[begin RECORD SET]
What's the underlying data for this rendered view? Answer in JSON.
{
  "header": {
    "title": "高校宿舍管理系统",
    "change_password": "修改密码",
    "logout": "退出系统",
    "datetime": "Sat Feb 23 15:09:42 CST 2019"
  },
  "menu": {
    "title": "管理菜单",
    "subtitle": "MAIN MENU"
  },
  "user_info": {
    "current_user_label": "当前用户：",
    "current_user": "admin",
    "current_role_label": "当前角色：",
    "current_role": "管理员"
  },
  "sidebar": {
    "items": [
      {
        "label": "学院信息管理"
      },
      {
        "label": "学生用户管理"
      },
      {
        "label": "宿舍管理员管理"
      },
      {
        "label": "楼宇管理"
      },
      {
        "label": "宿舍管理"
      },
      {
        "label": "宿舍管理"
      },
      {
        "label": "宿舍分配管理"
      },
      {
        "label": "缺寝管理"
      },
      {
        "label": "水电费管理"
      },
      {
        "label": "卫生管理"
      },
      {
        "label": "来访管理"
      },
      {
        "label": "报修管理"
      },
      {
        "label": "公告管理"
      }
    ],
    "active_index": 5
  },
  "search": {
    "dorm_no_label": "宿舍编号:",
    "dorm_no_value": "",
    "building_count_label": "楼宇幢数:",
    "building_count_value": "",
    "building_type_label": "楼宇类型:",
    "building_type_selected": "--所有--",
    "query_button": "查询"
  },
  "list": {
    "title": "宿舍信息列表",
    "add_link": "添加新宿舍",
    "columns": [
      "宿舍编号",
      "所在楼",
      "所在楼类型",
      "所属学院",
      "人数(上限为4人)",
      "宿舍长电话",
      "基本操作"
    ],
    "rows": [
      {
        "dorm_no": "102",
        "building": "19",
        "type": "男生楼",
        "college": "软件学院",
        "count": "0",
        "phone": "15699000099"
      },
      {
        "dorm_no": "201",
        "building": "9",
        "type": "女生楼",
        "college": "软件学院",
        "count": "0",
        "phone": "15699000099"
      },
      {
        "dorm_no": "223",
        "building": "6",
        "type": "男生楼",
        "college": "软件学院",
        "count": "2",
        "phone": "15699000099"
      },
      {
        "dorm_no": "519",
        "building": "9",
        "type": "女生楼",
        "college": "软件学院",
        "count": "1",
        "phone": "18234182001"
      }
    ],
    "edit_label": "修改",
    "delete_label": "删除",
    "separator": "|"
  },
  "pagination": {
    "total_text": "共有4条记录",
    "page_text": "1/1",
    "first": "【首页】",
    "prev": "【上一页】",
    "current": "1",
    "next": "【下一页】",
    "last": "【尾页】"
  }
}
[end RECORD SET]
• [WHAT THE TASK ASKS] Return all of the data word for word.

• [EXERCISE OUTPUT]
What's the underlying data for this rendered view? Answer in JSON.
{
  "header": {
    "title": "高校宿舍管理系统",
    "change_password": "修改密码",
    "logout": "退出系统",
    "datetime": "Sat Feb 23 15:09:42 CST 2019"
  },
  "menu": {
    "title": "管理菜单",
    "subtitle": "MAIN MENU"
  },
  "user_info": {
    "current_user_label": "当前用户：",
    "current_user": "admin",
    "current_role_label": "当前角色：",
    "current_role": "管理员"
  },
  "sidebar": {
    "items": [
      {
        "label": "学院信息管理"
      },
      {
        "label": "学生用户管理"
      },
      {
        "label": "宿舍管理员管理"
      },
      {
        "label": "楼宇管理"
      },
      {
        "label": "宿舍管理"
      },
      {
        "label": "宿舍管理"
      },
      {
        "label": "宿舍分配管理"
      },
      {
        "label": "缺寝管理"
      },
      {
        "label": "水电费管理"
      },
      {
        "label": "卫生管理"
      },
      {
        "label": "来访管理"
      },
      {
        "label": "报修管理"
      },
      {
        "label": "公告管理"
      }
    ],
    "active_index": 5
  },
  "search": {
    "dorm_no_label": "宿舍编号:",
    "dorm_no_value": "",
    "building_count_label": "楼宇幢数:",
    "building_count_value": "",
    "building_type_label": "楼宇类型:",
    "building_type_selected": "--所有--",
    "query_button": "查询"
  },
  "list": {
    "title": "宿舍信息列表",
    "add_link": "添加新宿舍",
    "columns": [
      "宿舍编号",
      "所在楼",
      "所在楼类型",
      "所属学院",
      "人数(上限为4人)",
      "宿舍长电话",
      "基本操作"
    ],
    "rows": [
      {
        "dorm_no": "102",
        "building": "19",
        "type": "男生楼",
        "college": "软件学院",
        "count": "0",
        "phone": "15699000099"
      },
      {
        "dorm_no": "201",
        "building": "9",
        "type": "女生楼",
        "college": "软件学院",
        "count": "0",
        "phone": "15699000099"
      },
      {
        "dorm_no": "223",
        "building": "6",
        "type": "男生楼",
        "college": "软件学院",
        "count": "2",
        "phone": "15699000099"
      },
      {
        "dorm_no": "519",
        "building": "9",
        "type": "女生楼",
        "college": "软件学院",
        "count": "1",
        "phone": "18234182001"
      }
    ],
    "edit_label": "修改",
    "delete_label": "删除",
    "separator": "|"
  },
  "pagination": {
    "total_text": "共有4条记录",
    "page_text": "1/1",
    "first": "【首页】",
    "prev": "【上一页】",
    "current": "1",
    "next": "【下一页】",
    "last": "【尾页】"
  }
}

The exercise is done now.